> **EXERCISE GOAL**:
Reproduce all the lines below exactly and omit the images.

━━━ PROVIDED ENTRIES

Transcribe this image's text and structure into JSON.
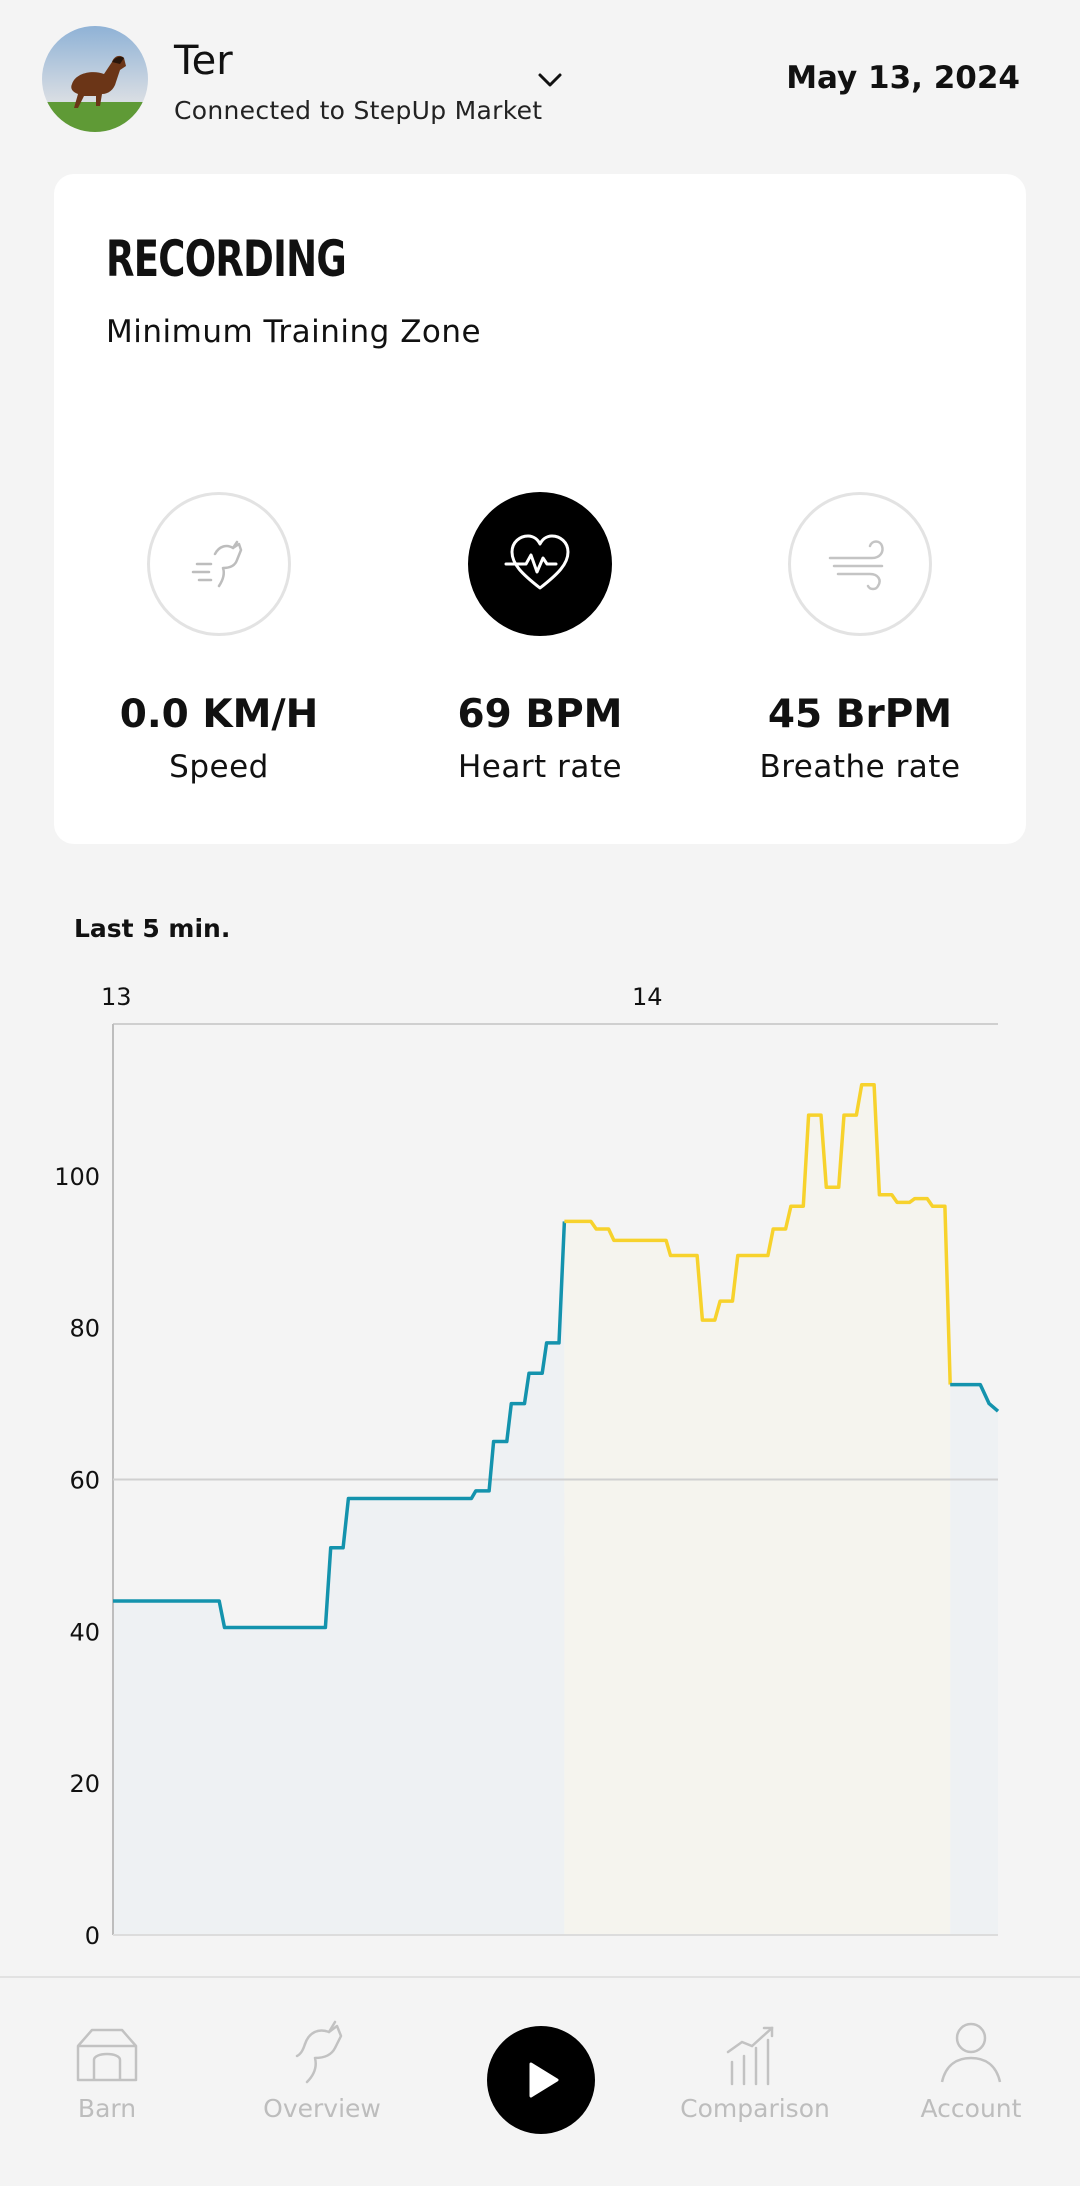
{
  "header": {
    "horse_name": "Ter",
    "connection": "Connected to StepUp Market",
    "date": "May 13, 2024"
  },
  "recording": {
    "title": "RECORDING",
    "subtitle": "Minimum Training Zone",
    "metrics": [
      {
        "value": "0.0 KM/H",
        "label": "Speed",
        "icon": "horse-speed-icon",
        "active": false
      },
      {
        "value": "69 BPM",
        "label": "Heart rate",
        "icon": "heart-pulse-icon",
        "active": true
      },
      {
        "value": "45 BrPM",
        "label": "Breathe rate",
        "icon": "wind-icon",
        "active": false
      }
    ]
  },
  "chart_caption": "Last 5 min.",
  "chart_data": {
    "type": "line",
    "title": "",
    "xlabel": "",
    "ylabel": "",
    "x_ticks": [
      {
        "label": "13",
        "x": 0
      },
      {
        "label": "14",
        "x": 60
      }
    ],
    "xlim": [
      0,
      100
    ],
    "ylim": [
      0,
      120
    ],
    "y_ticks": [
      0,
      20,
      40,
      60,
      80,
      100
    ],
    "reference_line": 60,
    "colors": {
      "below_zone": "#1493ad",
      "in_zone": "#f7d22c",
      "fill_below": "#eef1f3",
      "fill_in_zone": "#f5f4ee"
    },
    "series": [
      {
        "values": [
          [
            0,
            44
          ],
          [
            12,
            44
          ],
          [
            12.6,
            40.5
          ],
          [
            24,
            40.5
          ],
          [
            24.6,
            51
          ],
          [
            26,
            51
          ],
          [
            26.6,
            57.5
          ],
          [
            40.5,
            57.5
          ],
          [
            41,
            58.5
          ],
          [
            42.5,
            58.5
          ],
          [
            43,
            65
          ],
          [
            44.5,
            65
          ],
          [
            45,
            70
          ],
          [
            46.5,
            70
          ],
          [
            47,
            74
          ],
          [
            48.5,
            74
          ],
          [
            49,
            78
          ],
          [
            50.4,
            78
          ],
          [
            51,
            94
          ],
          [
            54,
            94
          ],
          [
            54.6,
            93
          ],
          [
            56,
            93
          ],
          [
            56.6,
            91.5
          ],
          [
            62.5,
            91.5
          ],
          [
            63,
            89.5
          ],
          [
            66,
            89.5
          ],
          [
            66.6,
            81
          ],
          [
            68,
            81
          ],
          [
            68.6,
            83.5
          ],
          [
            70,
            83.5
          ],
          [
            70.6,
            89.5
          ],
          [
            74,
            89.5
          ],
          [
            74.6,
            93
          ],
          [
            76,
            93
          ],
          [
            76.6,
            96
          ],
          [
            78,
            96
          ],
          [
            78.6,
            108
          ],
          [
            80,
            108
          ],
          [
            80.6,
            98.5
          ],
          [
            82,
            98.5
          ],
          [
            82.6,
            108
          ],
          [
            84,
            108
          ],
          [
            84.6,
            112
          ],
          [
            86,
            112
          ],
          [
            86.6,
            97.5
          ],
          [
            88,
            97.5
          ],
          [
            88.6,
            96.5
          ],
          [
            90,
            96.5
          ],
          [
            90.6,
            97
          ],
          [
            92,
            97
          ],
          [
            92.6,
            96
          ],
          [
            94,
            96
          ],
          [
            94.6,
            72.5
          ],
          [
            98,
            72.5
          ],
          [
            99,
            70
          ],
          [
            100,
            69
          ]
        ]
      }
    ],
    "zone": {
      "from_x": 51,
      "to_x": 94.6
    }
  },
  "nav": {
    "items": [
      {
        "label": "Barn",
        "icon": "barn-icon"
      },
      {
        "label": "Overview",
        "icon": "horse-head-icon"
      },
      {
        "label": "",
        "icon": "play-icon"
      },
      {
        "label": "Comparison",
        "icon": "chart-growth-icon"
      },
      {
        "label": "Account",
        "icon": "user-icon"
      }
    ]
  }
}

━━━━━━

> **COMPLETED TASK**:
Transcribe this image's text and structure into JSON.
{
  "header": {
    "horse_name": "Ter",
    "connection": "Connected to StepUp Market",
    "date": "May 13, 2024"
  },
  "recording": {
    "title": "RECORDING",
    "subtitle": "Minimum Training Zone",
    "metrics": [
      {
        "value": "0.0 KM/H",
        "label": "Speed",
        "icon": "horse-speed-icon",
        "active": false
      },
      {
        "value": "69 BPM",
        "label": "Heart rate",
        "icon": "heart-pulse-icon",
        "active": true
      },
      {
        "value": "45 BrPM",
        "label": "Breathe rate",
        "icon": "wind-icon",
        "active": false
      }
    ]
  },
  "chart_caption": "Last 5 min.",
  "chart_data": {
    "type": "line",
    "title": "",
    "xlabel": "",
    "ylabel": "",
    "x_ticks": [
      {
        "label": "13",
        "x": 0
      },
      {
        "label": "14",
        "x": 60
      }
    ],
    "xlim": [
      0,
      100
    ],
    "ylim": [
      0,
      120
    ],
    "y_ticks": [
      0,
      20,
      40,
      60,
      80,
      100
    ],
    "reference_line": 60,
    "colors": {
      "below_zone": "#1493ad",
      "in_zone": "#f7d22c",
      "fill_below": "#eef1f3",
      "fill_in_zone": "#f5f4ee"
    },
    "series": [
      {
        "values": [
          [
            0,
            44
          ],
          [
            12,
            44
          ],
          [
            12.6,
            40.5
          ],
          [
            24,
            40.5
          ],
          [
            24.6,
            51
          ],
          [
            26,
            51
          ],
          [
            26.6,
            57.5
          ],
          [
            40.5,
            57.5
          ],
          [
            41,
            58.5
          ],
          [
            42.5,
            58.5
          ],
          [
            43,
            65
          ],
          [
            44.5,
            65
          ],
          [
            45,
            70
          ],
          [
            46.5,
            70
          ],
          [
            47,
            74
          ],
          [
            48.5,
            74
          ],
          [
            49,
            78
          ],
          [
            50.4,
            78
          ],
          [
            51,
            94
          ],
          [
            54,
            94
          ],
          [
            54.6,
            93
          ],
          [
            56,
            93
          ],
          [
            56.6,
            91.5
          ],
          [
            62.5,
            91.5
          ],
          [
            63,
            89.5
          ],
          [
            66,
            89.5
          ],
          [
            66.6,
            81
          ],
          [
            68,
            81
          ],
          [
            68.6,
            83.5
          ],
          [
            70,
            83.5
          ],
          [
            70.6,
            89.5
          ],
          [
            74,
            89.5
          ],
          [
            74.6,
            93
          ],
          [
            76,
            93
          ],
          [
            76.6,
            96
          ],
          [
            78,
            96
          ],
          [
            78.6,
            108
          ],
          [
            80,
            108
          ],
          [
            80.6,
            98.5
          ],
          [
            82,
            98.5
          ],
          [
            82.6,
            108
          ],
          [
            84,
            108
          ],
          [
            84.6,
            112
          ],
          [
            86,
            112
          ],
          [
            86.6,
            97.5
          ],
          [
            88,
            97.5
          ],
          [
            88.6,
            96.5
          ],
          [
            90,
            96.5
          ],
          [
            90.6,
            97
          ],
          [
            92,
            97
          ],
          [
            92.6,
            96
          ],
          [
            94,
            96
          ],
          [
            94.6,
            72.5
          ],
          [
            98,
            72.5
          ],
          [
            99,
            70
          ],
          [
            100,
            69
          ]
        ]
      }
    ],
    "zone": {
      "from_x": 51,
      "to_x": 94.6
    }
  },
  "nav": {
    "items": [
      {
        "label": "Barn",
        "icon": "barn-icon"
      },
      {
        "label": "Overview",
        "icon": "horse-head-icon"
      },
      {
        "label": "",
        "icon": "play-icon"
      },
      {
        "label": "Comparison",
        "icon": "chart-growth-icon"
      },
      {
        "label": "Account",
        "icon": "user-icon"
      }
    ]
  }
}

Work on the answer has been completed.